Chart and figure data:
## BEGIN

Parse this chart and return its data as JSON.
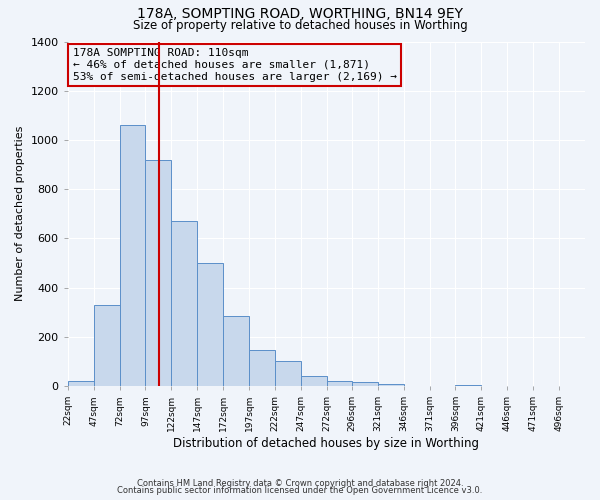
{
  "title": "178A, SOMPTING ROAD, WORTHING, BN14 9EY",
  "subtitle": "Size of property relative to detached houses in Worthing",
  "xlabel": "Distribution of detached houses by size in Worthing",
  "ylabel": "Number of detached properties",
  "bar_color": "#c8d8ec",
  "bar_edge_color": "#5b8fc9",
  "background_color": "#f0f4fa",
  "grid_color": "#ffffff",
  "vline_x": 110,
  "vline_color": "#cc0000",
  "annotation_text": "178A SOMPTING ROAD: 110sqm\n← 46% of detached houses are smaller (1,871)\n53% of semi-detached houses are larger (2,169) →",
  "annotation_box_edge": "#cc0000",
  "footnote1": "Contains HM Land Registry data © Crown copyright and database right 2024.",
  "footnote2": "Contains public sector information licensed under the Open Government Licence v3.0.",
  "bin_edges": [
    22,
    47,
    72,
    97,
    122,
    147,
    172,
    197,
    222,
    247,
    272,
    296,
    321,
    346,
    371,
    396,
    421,
    446,
    471,
    496,
    521
  ],
  "counts": [
    20,
    330,
    1060,
    920,
    670,
    500,
    285,
    148,
    102,
    40,
    20,
    18,
    10,
    0,
    0,
    5,
    0,
    0,
    0,
    0
  ],
  "ylim": [
    0,
    1400
  ],
  "yticks": [
    0,
    200,
    400,
    600,
    800,
    1000,
    1200,
    1400
  ]
}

## END

> _Do this_
Report every line containing the word "houses" from the listing above.

> _Task response_
  "subtitle": "Size of property relative to detached houses in Worthing",
  "xlabel": "Distribution of detached houses by size in Worthing",
  "annotation_text": "178A SOMPTING ROAD: 110sqm\n← 46% of detached houses are smaller (1,871)\n53% of semi-detached houses are larger (2,169) →",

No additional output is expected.